Exercise instructions »
Among the lines below, count those with "fresh". Give only the number.

--- begin Extracted data ---

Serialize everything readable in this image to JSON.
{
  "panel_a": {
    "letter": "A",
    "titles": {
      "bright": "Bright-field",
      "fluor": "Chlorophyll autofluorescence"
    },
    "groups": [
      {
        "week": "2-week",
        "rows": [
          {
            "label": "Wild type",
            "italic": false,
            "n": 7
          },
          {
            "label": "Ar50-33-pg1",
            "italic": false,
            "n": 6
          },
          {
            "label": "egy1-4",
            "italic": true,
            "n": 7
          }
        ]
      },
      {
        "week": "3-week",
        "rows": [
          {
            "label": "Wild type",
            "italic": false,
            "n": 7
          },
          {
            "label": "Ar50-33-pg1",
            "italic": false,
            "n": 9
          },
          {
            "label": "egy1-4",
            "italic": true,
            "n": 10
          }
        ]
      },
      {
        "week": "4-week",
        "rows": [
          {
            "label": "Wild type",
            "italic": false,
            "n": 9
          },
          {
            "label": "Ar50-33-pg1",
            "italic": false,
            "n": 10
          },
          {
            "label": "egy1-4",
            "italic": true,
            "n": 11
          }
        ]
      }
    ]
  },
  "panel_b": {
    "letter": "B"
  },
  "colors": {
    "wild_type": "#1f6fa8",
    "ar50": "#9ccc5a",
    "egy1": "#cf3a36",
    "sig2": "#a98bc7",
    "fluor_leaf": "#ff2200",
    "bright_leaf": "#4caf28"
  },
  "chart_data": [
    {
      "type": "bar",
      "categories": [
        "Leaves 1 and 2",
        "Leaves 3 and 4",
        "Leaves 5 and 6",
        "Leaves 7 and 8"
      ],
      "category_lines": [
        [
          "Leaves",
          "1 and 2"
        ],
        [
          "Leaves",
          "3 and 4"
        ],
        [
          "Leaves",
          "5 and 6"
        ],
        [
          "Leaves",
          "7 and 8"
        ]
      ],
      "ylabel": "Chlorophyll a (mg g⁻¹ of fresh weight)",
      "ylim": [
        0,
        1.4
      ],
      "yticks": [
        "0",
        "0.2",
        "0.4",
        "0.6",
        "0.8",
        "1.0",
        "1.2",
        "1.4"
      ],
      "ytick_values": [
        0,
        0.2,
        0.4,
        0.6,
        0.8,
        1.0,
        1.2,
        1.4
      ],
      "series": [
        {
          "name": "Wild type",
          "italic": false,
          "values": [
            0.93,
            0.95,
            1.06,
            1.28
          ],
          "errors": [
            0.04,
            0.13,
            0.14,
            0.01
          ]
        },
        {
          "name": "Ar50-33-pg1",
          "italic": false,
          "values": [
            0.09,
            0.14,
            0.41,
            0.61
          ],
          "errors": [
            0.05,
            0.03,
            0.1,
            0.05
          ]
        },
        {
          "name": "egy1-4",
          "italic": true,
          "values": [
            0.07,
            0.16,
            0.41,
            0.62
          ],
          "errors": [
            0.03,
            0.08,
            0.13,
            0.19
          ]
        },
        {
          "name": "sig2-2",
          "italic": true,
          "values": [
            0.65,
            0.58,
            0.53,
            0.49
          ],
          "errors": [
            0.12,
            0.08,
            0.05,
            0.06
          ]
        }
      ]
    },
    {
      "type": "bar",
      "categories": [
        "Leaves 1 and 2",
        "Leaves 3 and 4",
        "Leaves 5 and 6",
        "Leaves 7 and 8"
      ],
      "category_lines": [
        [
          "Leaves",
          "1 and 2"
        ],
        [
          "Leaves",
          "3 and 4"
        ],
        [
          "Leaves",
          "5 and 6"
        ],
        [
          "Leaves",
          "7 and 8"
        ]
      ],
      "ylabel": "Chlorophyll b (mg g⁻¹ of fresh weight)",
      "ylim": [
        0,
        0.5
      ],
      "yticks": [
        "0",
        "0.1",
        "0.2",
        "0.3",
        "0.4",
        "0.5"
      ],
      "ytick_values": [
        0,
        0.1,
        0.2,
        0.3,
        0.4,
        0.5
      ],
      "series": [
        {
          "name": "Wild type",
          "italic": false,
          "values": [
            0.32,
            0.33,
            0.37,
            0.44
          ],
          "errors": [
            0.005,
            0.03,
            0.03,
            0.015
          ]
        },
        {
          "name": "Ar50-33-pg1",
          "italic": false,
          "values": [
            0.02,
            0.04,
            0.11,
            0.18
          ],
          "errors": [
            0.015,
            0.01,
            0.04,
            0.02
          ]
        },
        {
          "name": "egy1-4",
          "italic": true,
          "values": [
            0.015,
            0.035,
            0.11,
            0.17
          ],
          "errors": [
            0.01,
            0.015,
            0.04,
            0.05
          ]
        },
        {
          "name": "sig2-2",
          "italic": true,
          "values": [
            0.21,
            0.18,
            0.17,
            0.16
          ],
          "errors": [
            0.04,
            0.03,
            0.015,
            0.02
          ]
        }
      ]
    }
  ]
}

--- end Extracted data ---

Finished task »
2